- **Task to complete**: Copy the records below exactly, leaving out every picture.

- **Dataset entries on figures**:
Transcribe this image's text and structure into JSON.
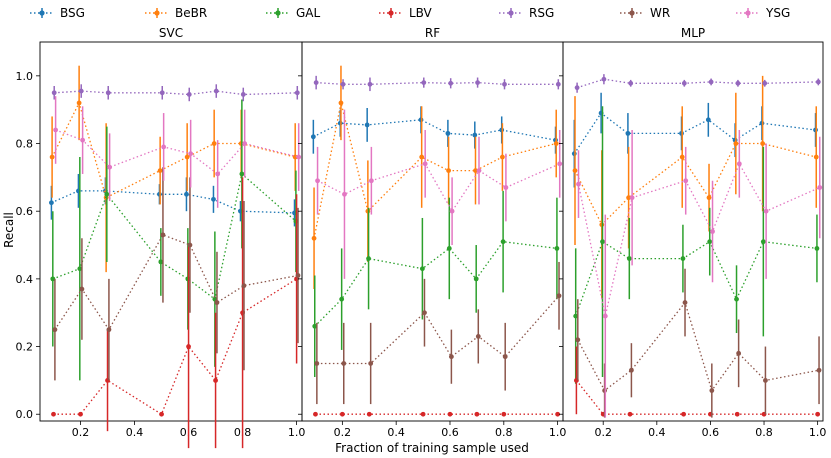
{
  "chart_data": {
    "type": "line",
    "xlabel": "Fraction of training sample used",
    "ylabel": "Recall",
    "xlim": [
      0.05,
      1.02
    ],
    "ylim": [
      -0.02,
      1.1
    ],
    "x_ticks": [
      "0.2",
      "0.4",
      "0.6",
      "0.8",
      "1.0"
    ],
    "y_ticks": [
      "0.0",
      "0.2",
      "0.4",
      "0.6",
      "0.8",
      "1.0"
    ],
    "legend": [
      {
        "name": "BSG",
        "color": "#1f77b4"
      },
      {
        "name": "BeBR",
        "color": "#ff7f0e"
      },
      {
        "name": "GAL",
        "color": "#2ca02c"
      },
      {
        "name": "LBV",
        "color": "#d62728"
      },
      {
        "name": "RSG",
        "color": "#9467bd"
      },
      {
        "name": "WR",
        "color": "#8c564b"
      },
      {
        "name": "YSG",
        "color": "#e377c2"
      }
    ],
    "x": [
      0.1,
      0.2,
      0.3,
      0.5,
      0.6,
      0.7,
      0.8,
      1.0
    ],
    "panels": [
      {
        "title": "SVC",
        "series": [
          {
            "name": "BSG",
            "values": [
              0.625,
              0.66,
              0.66,
              0.65,
              0.65,
              0.635,
              0.6,
              0.595
            ],
            "err": [
              0.05,
              0.05,
              0.04,
              0.03,
              0.05,
              0.04,
              0.03,
              0.04
            ]
          },
          {
            "name": "BeBR",
            "values": [
              0.76,
              0.92,
              0.64,
              0.72,
              0.76,
              0.8,
              0.8,
              0.76
            ],
            "err": [
              0.12,
              0.11,
              0.22,
              0.1,
              0.1,
              0.1,
              0.1,
              0.1
            ]
          },
          {
            "name": "GAL",
            "values": [
              0.4,
              0.43,
              0.65,
              0.45,
              0.4,
              0.34,
              0.71,
              0.57
            ],
            "err": [
              0.2,
              0.33,
              0.2,
              0.1,
              0.15,
              0.2,
              0.22,
              0.15
            ]
          },
          {
            "name": "LBV",
            "values": [
              0.0,
              0.0,
              0.1,
              0.0,
              0.2,
              0.1,
              0.3,
              0.4
            ],
            "err": [
              0.0,
              0.0,
              0.15,
              0.0,
              0.3,
              0.2,
              0.4,
              0.25
            ]
          },
          {
            "name": "RSG",
            "values": [
              0.95,
              0.955,
              0.95,
              0.95,
              0.945,
              0.955,
              0.945,
              0.95
            ],
            "err": [
              0.02,
              0.02,
              0.02,
              0.02,
              0.02,
              0.02,
              0.02,
              0.02
            ]
          },
          {
            "name": "WR",
            "values": [
              0.25,
              0.37,
              0.25,
              0.53,
              0.5,
              0.33,
              0.38,
              0.41
            ],
            "err": [
              0.15,
              0.15,
              0.15,
              0.2,
              0.2,
              0.15,
              0.25,
              0.2
            ]
          },
          {
            "name": "YSG",
            "values": [
              0.84,
              0.81,
              0.73,
              0.79,
              0.77,
              0.71,
              0.8,
              0.76
            ],
            "err": [
              0.1,
              0.1,
              0.1,
              0.1,
              0.1,
              0.1,
              0.1,
              0.1
            ]
          }
        ]
      },
      {
        "title": "RF",
        "series": [
          {
            "name": "BSG",
            "values": [
              0.82,
              0.86,
              0.855,
              0.87,
              0.83,
              0.825,
              0.84,
              0.81
            ],
            "err": [
              0.05,
              0.04,
              0.05,
              0.04,
              0.04,
              0.04,
              0.04,
              0.04
            ]
          },
          {
            "name": "BeBR",
            "values": [
              0.52,
              0.92,
              0.6,
              0.76,
              0.72,
              0.72,
              0.76,
              0.8
            ],
            "err": [
              0.15,
              0.11,
              0.15,
              0.15,
              0.1,
              0.1,
              0.1,
              0.1
            ]
          },
          {
            "name": "GAL",
            "values": [
              0.26,
              0.34,
              0.46,
              0.43,
              0.49,
              0.4,
              0.51,
              0.49
            ],
            "err": [
              0.15,
              0.15,
              0.15,
              0.15,
              0.15,
              0.1,
              0.15,
              0.15
            ]
          },
          {
            "name": "LBV",
            "values": [
              0.0,
              0.0,
              0.0,
              0.0,
              0.0,
              0.0,
              0.0,
              0.0
            ],
            "err": [
              0.0,
              0.0,
              0.0,
              0.0,
              0.0,
              0.0,
              0.0,
              0.0
            ]
          },
          {
            "name": "RSG",
            "values": [
              0.98,
              0.975,
              0.975,
              0.98,
              0.978,
              0.98,
              0.975,
              0.975
            ],
            "err": [
              0.02,
              0.015,
              0.02,
              0.015,
              0.015,
              0.015,
              0.015,
              0.015
            ]
          },
          {
            "name": "WR",
            "values": [
              0.15,
              0.15,
              0.15,
              0.3,
              0.17,
              0.23,
              0.17,
              0.35
            ],
            "err": [
              0.12,
              0.12,
              0.12,
              0.1,
              0.08,
              0.08,
              0.1,
              0.1
            ]
          },
          {
            "name": "YSG",
            "values": [
              0.69,
              0.65,
              0.69,
              0.74,
              0.6,
              0.72,
              0.67,
              0.74
            ],
            "err": [
              0.1,
              0.25,
              0.1,
              0.1,
              0.1,
              0.1,
              0.1,
              0.1
            ]
          }
        ]
      },
      {
        "title": "MLP",
        "series": [
          {
            "name": "BSG",
            "values": [
              0.77,
              0.89,
              0.83,
              0.83,
              0.87,
              0.81,
              0.86,
              0.84
            ],
            "err": [
              0.1,
              0.06,
              0.06,
              0.05,
              0.05,
              0.05,
              0.05,
              0.05
            ]
          },
          {
            "name": "BeBR",
            "values": [
              0.72,
              0.56,
              0.64,
              0.76,
              0.64,
              0.8,
              0.8,
              0.76
            ],
            "err": [
              0.22,
              0.22,
              0.15,
              0.15,
              0.1,
              0.15,
              0.2,
              0.15
            ]
          },
          {
            "name": "GAL",
            "values": [
              0.29,
              0.51,
              0.46,
              0.46,
              0.51,
              0.34,
              0.51,
              0.49
            ],
            "err": [
              0.2,
              0.4,
              0.12,
              0.1,
              0.1,
              0.1,
              0.28,
              0.1
            ]
          },
          {
            "name": "LBV",
            "values": [
              0.1,
              0.0,
              0.0,
              0.0,
              0.0,
              0.0,
              0.0,
              0.0
            ],
            "err": [
              0.1,
              0.0,
              0.0,
              0.0,
              0.0,
              0.0,
              0.0,
              0.0
            ]
          },
          {
            "name": "RSG",
            "values": [
              0.965,
              0.99,
              0.978,
              0.978,
              0.982,
              0.978,
              0.978,
              0.982
            ],
            "err": [
              0.015,
              0.015,
              0.01,
              0.01,
              0.01,
              0.01,
              0.01,
              0.01
            ]
          },
          {
            "name": "WR",
            "values": [
              0.22,
              0.07,
              0.13,
              0.33,
              0.07,
              0.18,
              0.1,
              0.13
            ],
            "err": [
              0.12,
              0.08,
              0.08,
              0.1,
              0.08,
              0.1,
              0.1,
              0.1
            ]
          },
          {
            "name": "YSG",
            "values": [
              0.68,
              0.29,
              0.64,
              0.69,
              0.54,
              0.74,
              0.6,
              0.67
            ],
            "err": [
              0.1,
              0.3,
              0.2,
              0.1,
              0.15,
              0.1,
              0.2,
              0.15
            ]
          }
        ]
      }
    ]
  }
}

- **Complete response**:
Transcribe this image's text and structure into JSON.
{
  "chart_data": {
    "type": "line",
    "xlabel": "Fraction of training sample used",
    "ylabel": "Recall",
    "xlim": [
      0.05,
      1.02
    ],
    "ylim": [
      -0.02,
      1.1
    ],
    "x_ticks": [
      "0.2",
      "0.4",
      "0.6",
      "0.8",
      "1.0"
    ],
    "y_ticks": [
      "0.0",
      "0.2",
      "0.4",
      "0.6",
      "0.8",
      "1.0"
    ],
    "legend": [
      {
        "name": "BSG",
        "color": "#1f77b4"
      },
      {
        "name": "BeBR",
        "color": "#ff7f0e"
      },
      {
        "name": "GAL",
        "color": "#2ca02c"
      },
      {
        "name": "LBV",
        "color": "#d62728"
      },
      {
        "name": "RSG",
        "color": "#9467bd"
      },
      {
        "name": "WR",
        "color": "#8c564b"
      },
      {
        "name": "YSG",
        "color": "#e377c2"
      }
    ],
    "x": [
      0.1,
      0.2,
      0.3,
      0.5,
      0.6,
      0.7,
      0.8,
      1.0
    ],
    "panels": [
      {
        "title": "SVC",
        "series": [
          {
            "name": "BSG",
            "values": [
              0.625,
              0.66,
              0.66,
              0.65,
              0.65,
              0.635,
              0.6,
              0.595
            ],
            "err": [
              0.05,
              0.05,
              0.04,
              0.03,
              0.05,
              0.04,
              0.03,
              0.04
            ]
          },
          {
            "name": "BeBR",
            "values": [
              0.76,
              0.92,
              0.64,
              0.72,
              0.76,
              0.8,
              0.8,
              0.76
            ],
            "err": [
              0.12,
              0.11,
              0.22,
              0.1,
              0.1,
              0.1,
              0.1,
              0.1
            ]
          },
          {
            "name": "GAL",
            "values": [
              0.4,
              0.43,
              0.65,
              0.45,
              0.4,
              0.34,
              0.71,
              0.57
            ],
            "err": [
              0.2,
              0.33,
              0.2,
              0.1,
              0.15,
              0.2,
              0.22,
              0.15
            ]
          },
          {
            "name": "LBV",
            "values": [
              0.0,
              0.0,
              0.1,
              0.0,
              0.2,
              0.1,
              0.3,
              0.4
            ],
            "err": [
              0.0,
              0.0,
              0.15,
              0.0,
              0.3,
              0.2,
              0.4,
              0.25
            ]
          },
          {
            "name": "RSG",
            "values": [
              0.95,
              0.955,
              0.95,
              0.95,
              0.945,
              0.955,
              0.945,
              0.95
            ],
            "err": [
              0.02,
              0.02,
              0.02,
              0.02,
              0.02,
              0.02,
              0.02,
              0.02
            ]
          },
          {
            "name": "WR",
            "values": [
              0.25,
              0.37,
              0.25,
              0.53,
              0.5,
              0.33,
              0.38,
              0.41
            ],
            "err": [
              0.15,
              0.15,
              0.15,
              0.2,
              0.2,
              0.15,
              0.25,
              0.2
            ]
          },
          {
            "name": "YSG",
            "values": [
              0.84,
              0.81,
              0.73,
              0.79,
              0.77,
              0.71,
              0.8,
              0.76
            ],
            "err": [
              0.1,
              0.1,
              0.1,
              0.1,
              0.1,
              0.1,
              0.1,
              0.1
            ]
          }
        ]
      },
      {
        "title": "RF",
        "series": [
          {
            "name": "BSG",
            "values": [
              0.82,
              0.86,
              0.855,
              0.87,
              0.83,
              0.825,
              0.84,
              0.81
            ],
            "err": [
              0.05,
              0.04,
              0.05,
              0.04,
              0.04,
              0.04,
              0.04,
              0.04
            ]
          },
          {
            "name": "BeBR",
            "values": [
              0.52,
              0.92,
              0.6,
              0.76,
              0.72,
              0.72,
              0.76,
              0.8
            ],
            "err": [
              0.15,
              0.11,
              0.15,
              0.15,
              0.1,
              0.1,
              0.1,
              0.1
            ]
          },
          {
            "name": "GAL",
            "values": [
              0.26,
              0.34,
              0.46,
              0.43,
              0.49,
              0.4,
              0.51,
              0.49
            ],
            "err": [
              0.15,
              0.15,
              0.15,
              0.15,
              0.15,
              0.1,
              0.15,
              0.15
            ]
          },
          {
            "name": "LBV",
            "values": [
              0.0,
              0.0,
              0.0,
              0.0,
              0.0,
              0.0,
              0.0,
              0.0
            ],
            "err": [
              0.0,
              0.0,
              0.0,
              0.0,
              0.0,
              0.0,
              0.0,
              0.0
            ]
          },
          {
            "name": "RSG",
            "values": [
              0.98,
              0.975,
              0.975,
              0.98,
              0.978,
              0.98,
              0.975,
              0.975
            ],
            "err": [
              0.02,
              0.015,
              0.02,
              0.015,
              0.015,
              0.015,
              0.015,
              0.015
            ]
          },
          {
            "name": "WR",
            "values": [
              0.15,
              0.15,
              0.15,
              0.3,
              0.17,
              0.23,
              0.17,
              0.35
            ],
            "err": [
              0.12,
              0.12,
              0.12,
              0.1,
              0.08,
              0.08,
              0.1,
              0.1
            ]
          },
          {
            "name": "YSG",
            "values": [
              0.69,
              0.65,
              0.69,
              0.74,
              0.6,
              0.72,
              0.67,
              0.74
            ],
            "err": [
              0.1,
              0.25,
              0.1,
              0.1,
              0.1,
              0.1,
              0.1,
              0.1
            ]
          }
        ]
      },
      {
        "title": "MLP",
        "series": [
          {
            "name": "BSG",
            "values": [
              0.77,
              0.89,
              0.83,
              0.83,
              0.87,
              0.81,
              0.86,
              0.84
            ],
            "err": [
              0.1,
              0.06,
              0.06,
              0.05,
              0.05,
              0.05,
              0.05,
              0.05
            ]
          },
          {
            "name": "BeBR",
            "values": [
              0.72,
              0.56,
              0.64,
              0.76,
              0.64,
              0.8,
              0.8,
              0.76
            ],
            "err": [
              0.22,
              0.22,
              0.15,
              0.15,
              0.1,
              0.15,
              0.2,
              0.15
            ]
          },
          {
            "name": "GAL",
            "values": [
              0.29,
              0.51,
              0.46,
              0.46,
              0.51,
              0.34,
              0.51,
              0.49
            ],
            "err": [
              0.2,
              0.4,
              0.12,
              0.1,
              0.1,
              0.1,
              0.28,
              0.1
            ]
          },
          {
            "name": "LBV",
            "values": [
              0.1,
              0.0,
              0.0,
              0.0,
              0.0,
              0.0,
              0.0,
              0.0
            ],
            "err": [
              0.1,
              0.0,
              0.0,
              0.0,
              0.0,
              0.0,
              0.0,
              0.0
            ]
          },
          {
            "name": "RSG",
            "values": [
              0.965,
              0.99,
              0.978,
              0.978,
              0.982,
              0.978,
              0.978,
              0.982
            ],
            "err": [
              0.015,
              0.015,
              0.01,
              0.01,
              0.01,
              0.01,
              0.01,
              0.01
            ]
          },
          {
            "name": "WR",
            "values": [
              0.22,
              0.07,
              0.13,
              0.33,
              0.07,
              0.18,
              0.1,
              0.13
            ],
            "err": [
              0.12,
              0.08,
              0.08,
              0.1,
              0.08,
              0.1,
              0.1,
              0.1
            ]
          },
          {
            "name": "YSG",
            "values": [
              0.68,
              0.29,
              0.64,
              0.69,
              0.54,
              0.74,
              0.6,
              0.67
            ],
            "err": [
              0.1,
              0.3,
              0.2,
              0.1,
              0.15,
              0.1,
              0.2,
              0.15
            ]
          }
        ]
      }
    ]
  }
}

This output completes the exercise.